* **Rows**:
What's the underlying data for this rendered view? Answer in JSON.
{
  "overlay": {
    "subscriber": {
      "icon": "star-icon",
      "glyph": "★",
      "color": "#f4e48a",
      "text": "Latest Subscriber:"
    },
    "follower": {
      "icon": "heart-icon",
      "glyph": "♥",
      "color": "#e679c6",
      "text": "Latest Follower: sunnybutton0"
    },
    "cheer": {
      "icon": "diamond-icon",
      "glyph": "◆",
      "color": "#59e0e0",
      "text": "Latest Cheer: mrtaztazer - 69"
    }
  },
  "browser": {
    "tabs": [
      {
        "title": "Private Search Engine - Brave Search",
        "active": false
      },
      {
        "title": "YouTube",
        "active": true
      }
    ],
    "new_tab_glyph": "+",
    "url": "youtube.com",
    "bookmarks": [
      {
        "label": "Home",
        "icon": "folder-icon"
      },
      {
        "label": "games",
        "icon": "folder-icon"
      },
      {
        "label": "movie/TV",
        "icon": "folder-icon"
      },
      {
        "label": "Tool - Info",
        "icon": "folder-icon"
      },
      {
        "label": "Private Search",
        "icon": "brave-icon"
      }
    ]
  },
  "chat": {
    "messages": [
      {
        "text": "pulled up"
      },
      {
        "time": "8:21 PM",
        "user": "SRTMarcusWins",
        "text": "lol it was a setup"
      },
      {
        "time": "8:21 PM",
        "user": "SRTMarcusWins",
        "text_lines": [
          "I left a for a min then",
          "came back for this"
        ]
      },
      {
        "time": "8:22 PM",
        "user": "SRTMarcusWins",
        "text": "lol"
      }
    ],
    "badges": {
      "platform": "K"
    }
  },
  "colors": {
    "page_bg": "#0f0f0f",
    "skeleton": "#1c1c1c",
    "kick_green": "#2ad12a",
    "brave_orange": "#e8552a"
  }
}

---

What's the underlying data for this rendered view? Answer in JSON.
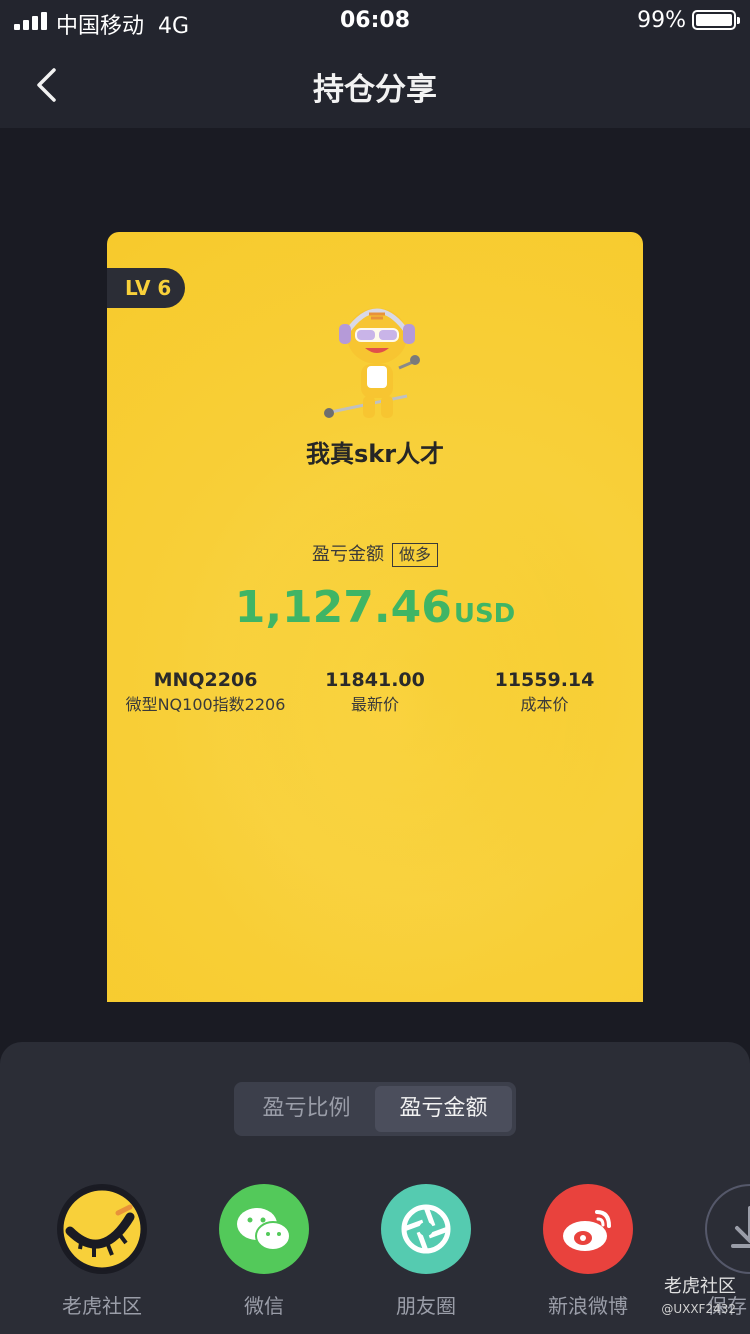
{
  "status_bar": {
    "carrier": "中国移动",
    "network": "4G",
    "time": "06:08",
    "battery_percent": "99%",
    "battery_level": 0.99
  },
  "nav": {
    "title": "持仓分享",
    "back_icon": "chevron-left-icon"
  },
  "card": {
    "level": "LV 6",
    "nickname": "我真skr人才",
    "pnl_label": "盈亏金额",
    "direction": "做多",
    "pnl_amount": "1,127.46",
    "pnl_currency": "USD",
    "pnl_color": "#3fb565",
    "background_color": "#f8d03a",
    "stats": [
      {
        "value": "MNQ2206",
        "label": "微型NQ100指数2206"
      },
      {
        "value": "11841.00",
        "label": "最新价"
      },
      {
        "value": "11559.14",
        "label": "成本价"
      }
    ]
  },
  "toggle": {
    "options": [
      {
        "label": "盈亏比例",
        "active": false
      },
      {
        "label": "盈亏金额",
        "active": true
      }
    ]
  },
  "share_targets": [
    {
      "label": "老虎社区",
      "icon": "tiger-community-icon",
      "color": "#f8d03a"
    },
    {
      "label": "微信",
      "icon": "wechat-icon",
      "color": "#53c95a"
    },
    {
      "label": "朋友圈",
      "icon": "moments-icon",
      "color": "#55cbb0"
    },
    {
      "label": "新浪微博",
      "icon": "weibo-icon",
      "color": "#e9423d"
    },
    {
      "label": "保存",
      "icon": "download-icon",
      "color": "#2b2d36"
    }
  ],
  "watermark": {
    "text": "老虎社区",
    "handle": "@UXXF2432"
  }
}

* **Exercise aim**: Pull out every line in the material above where "Private" occurs.

* **Answer to the task**:
        "title": "Private Search Engine - Brave Search",
        "label": "Private Search",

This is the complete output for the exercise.